--- Start of Working data ---

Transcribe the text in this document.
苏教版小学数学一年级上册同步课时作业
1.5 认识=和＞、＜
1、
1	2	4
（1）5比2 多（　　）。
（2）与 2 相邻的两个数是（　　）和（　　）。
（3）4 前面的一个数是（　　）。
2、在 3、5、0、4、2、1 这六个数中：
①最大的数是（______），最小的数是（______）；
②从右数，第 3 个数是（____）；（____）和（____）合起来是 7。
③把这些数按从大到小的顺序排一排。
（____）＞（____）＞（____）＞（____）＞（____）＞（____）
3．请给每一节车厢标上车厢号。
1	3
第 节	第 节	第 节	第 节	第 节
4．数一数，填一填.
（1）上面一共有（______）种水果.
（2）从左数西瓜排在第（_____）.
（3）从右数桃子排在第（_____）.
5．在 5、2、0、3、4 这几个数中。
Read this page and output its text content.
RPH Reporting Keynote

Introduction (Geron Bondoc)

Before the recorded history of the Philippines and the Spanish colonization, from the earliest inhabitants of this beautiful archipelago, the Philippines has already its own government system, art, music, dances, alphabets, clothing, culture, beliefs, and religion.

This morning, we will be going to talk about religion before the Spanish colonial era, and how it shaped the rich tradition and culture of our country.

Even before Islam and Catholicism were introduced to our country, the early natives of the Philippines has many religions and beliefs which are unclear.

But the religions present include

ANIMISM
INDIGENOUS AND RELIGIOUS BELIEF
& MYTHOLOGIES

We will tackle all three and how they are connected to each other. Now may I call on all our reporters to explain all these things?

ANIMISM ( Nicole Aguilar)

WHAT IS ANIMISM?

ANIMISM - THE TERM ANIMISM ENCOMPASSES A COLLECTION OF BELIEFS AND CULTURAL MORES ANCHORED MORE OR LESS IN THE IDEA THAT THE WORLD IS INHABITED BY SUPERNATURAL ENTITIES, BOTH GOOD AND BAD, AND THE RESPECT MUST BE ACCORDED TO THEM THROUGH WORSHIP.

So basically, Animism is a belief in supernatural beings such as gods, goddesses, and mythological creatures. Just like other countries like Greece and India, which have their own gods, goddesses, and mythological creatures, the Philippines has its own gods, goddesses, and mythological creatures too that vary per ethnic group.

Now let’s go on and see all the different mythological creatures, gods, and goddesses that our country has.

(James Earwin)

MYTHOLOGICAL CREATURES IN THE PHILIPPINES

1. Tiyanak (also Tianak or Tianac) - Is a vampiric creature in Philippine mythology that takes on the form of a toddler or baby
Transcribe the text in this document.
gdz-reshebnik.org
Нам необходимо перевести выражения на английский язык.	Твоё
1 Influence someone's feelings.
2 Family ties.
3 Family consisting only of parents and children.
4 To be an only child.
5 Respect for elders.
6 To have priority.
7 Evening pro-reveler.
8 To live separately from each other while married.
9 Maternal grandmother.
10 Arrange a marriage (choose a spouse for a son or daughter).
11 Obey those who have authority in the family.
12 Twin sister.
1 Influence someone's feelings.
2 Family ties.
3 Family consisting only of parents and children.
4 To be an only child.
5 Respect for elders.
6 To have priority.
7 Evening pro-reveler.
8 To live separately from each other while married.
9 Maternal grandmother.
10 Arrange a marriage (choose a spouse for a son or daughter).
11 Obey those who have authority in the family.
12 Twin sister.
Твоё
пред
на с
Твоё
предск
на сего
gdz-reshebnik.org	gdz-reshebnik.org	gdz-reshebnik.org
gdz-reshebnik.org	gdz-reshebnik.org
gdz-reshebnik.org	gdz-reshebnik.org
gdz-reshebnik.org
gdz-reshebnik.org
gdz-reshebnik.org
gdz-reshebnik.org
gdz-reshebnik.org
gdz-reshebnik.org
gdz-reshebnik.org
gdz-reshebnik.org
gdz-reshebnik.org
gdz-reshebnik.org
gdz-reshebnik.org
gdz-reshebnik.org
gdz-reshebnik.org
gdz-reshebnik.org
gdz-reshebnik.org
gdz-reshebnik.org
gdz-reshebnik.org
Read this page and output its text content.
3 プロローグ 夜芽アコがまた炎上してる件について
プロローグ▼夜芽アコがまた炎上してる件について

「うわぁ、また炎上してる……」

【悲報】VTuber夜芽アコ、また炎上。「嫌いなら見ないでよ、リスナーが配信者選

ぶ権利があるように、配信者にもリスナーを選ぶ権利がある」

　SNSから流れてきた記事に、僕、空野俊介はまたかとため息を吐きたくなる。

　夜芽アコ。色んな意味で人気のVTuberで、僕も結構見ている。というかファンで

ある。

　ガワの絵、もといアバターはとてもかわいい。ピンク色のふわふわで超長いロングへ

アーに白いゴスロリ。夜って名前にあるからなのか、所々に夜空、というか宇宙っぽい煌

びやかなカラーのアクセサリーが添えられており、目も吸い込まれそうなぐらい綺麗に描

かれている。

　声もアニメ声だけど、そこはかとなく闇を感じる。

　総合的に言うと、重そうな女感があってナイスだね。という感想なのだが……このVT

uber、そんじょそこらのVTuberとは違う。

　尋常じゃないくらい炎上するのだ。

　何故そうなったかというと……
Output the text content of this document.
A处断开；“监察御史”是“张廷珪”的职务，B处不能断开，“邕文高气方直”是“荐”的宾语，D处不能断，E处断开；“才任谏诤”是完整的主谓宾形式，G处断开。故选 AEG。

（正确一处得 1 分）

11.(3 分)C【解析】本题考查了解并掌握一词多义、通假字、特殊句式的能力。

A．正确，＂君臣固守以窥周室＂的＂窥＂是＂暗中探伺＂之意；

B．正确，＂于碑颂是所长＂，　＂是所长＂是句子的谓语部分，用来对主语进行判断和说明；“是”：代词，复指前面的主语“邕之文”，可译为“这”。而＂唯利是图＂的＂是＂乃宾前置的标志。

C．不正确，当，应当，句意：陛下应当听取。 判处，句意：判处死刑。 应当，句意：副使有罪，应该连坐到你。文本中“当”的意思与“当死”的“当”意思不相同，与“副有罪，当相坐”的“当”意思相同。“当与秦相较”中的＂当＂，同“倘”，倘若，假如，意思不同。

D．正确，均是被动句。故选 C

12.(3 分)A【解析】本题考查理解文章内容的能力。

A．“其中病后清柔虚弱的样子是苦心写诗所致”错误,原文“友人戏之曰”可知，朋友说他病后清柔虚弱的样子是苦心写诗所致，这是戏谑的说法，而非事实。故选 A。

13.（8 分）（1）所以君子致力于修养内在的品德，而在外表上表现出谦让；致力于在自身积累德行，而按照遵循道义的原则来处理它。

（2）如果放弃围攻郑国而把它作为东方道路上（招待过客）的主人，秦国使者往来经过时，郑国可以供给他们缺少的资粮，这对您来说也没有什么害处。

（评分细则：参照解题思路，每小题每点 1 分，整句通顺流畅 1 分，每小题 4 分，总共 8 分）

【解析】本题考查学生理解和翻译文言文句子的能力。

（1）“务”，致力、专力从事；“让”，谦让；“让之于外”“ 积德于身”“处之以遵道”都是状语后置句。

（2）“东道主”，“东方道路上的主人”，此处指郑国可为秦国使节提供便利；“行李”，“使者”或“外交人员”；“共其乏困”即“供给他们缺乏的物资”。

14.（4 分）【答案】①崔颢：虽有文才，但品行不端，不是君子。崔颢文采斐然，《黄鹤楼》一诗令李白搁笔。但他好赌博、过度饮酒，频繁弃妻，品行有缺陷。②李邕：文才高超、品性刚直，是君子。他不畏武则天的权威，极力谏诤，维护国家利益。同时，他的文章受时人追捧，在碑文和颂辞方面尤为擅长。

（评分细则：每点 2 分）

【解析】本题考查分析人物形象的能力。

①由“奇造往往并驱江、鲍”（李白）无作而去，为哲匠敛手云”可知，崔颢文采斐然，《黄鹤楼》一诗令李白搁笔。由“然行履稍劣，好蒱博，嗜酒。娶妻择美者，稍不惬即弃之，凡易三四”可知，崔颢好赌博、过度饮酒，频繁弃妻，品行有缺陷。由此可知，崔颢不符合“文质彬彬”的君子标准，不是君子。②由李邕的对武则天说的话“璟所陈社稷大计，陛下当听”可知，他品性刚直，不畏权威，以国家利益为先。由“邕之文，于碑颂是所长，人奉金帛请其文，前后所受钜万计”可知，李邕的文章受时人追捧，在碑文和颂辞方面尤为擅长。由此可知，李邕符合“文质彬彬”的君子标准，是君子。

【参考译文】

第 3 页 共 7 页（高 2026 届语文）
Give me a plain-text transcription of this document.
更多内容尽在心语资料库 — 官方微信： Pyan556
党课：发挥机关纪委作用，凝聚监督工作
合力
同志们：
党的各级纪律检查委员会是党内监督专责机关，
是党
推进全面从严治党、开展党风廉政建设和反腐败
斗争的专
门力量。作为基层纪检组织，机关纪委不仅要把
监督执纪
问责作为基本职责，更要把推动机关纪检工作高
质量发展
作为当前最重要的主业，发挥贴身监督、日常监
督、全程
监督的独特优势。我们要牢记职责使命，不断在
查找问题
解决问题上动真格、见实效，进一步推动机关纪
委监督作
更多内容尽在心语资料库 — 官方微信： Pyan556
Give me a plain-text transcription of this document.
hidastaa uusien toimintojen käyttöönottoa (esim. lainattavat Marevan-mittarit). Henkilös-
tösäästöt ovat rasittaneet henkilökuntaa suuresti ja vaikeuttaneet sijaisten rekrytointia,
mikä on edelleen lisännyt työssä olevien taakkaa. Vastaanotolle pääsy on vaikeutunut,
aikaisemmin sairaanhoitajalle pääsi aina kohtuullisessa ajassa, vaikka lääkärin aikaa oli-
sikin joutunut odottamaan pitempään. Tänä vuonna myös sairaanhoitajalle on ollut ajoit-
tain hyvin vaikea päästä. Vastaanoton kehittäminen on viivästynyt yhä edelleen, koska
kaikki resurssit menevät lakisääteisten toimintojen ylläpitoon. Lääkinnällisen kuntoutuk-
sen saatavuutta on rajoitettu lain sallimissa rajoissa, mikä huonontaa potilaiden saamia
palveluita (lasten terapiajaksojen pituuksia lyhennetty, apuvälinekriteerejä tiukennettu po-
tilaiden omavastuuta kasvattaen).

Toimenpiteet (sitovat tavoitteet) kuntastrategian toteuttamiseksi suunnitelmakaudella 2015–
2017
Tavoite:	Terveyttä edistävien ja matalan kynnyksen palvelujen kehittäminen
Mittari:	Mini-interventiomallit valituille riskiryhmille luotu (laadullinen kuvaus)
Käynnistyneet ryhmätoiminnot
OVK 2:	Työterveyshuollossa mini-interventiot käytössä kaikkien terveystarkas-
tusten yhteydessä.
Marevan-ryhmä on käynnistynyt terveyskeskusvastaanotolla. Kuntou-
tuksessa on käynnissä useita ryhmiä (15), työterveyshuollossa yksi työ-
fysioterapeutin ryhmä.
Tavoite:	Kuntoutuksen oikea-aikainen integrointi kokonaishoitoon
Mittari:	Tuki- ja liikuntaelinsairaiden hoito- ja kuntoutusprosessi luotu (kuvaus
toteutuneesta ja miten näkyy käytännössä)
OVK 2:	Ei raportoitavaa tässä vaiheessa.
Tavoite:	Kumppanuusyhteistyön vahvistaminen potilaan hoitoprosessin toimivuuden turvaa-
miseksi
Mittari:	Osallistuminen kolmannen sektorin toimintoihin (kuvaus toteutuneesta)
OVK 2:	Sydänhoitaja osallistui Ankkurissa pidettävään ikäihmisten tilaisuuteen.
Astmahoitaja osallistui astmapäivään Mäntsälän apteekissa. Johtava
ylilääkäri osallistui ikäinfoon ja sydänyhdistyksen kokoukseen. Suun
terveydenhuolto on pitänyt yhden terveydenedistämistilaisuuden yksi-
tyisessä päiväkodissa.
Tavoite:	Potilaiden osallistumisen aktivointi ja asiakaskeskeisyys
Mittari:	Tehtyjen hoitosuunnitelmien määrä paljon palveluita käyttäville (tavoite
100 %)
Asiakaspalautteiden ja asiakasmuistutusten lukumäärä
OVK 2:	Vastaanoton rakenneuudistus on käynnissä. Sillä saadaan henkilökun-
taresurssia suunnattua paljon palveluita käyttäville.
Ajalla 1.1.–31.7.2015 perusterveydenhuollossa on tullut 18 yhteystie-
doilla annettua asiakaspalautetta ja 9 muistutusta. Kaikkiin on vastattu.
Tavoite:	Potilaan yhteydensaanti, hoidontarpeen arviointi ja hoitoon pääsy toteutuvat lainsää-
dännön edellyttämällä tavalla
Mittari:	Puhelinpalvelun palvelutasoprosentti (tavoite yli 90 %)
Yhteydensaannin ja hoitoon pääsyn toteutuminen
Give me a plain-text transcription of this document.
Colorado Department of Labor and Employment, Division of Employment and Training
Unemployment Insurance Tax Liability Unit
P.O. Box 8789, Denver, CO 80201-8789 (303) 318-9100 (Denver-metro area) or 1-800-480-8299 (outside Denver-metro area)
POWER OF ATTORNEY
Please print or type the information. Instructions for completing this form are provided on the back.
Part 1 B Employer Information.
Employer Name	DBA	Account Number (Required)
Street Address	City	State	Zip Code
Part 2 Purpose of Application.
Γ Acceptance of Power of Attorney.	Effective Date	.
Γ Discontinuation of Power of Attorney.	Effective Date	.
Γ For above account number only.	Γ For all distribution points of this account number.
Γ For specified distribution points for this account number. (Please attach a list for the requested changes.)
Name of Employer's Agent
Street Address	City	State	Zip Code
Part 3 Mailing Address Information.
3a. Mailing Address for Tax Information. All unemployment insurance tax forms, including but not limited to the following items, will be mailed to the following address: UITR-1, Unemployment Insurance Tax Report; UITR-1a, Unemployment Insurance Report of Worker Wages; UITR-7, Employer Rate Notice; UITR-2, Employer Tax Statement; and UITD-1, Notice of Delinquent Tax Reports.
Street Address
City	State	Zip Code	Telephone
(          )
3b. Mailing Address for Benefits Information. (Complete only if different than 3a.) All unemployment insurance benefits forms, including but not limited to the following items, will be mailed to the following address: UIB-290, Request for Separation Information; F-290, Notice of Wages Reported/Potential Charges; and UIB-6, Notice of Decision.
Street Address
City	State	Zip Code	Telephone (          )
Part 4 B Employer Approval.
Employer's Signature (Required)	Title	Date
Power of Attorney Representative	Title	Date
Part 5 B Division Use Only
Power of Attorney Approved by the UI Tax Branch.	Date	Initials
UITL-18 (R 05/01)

--- End of Working data ---

Return each line where "Date" shows up.

Γ Acceptance of Power of Attorney.	Effective Date	.
Γ Discontinuation of Power of Attorney.	Effective Date	.
Employer's Signature (Required)	Title	Date
Power of Attorney Representative	Title	Date
Power of Attorney Approved by the UI Tax Branch.	Date	Initials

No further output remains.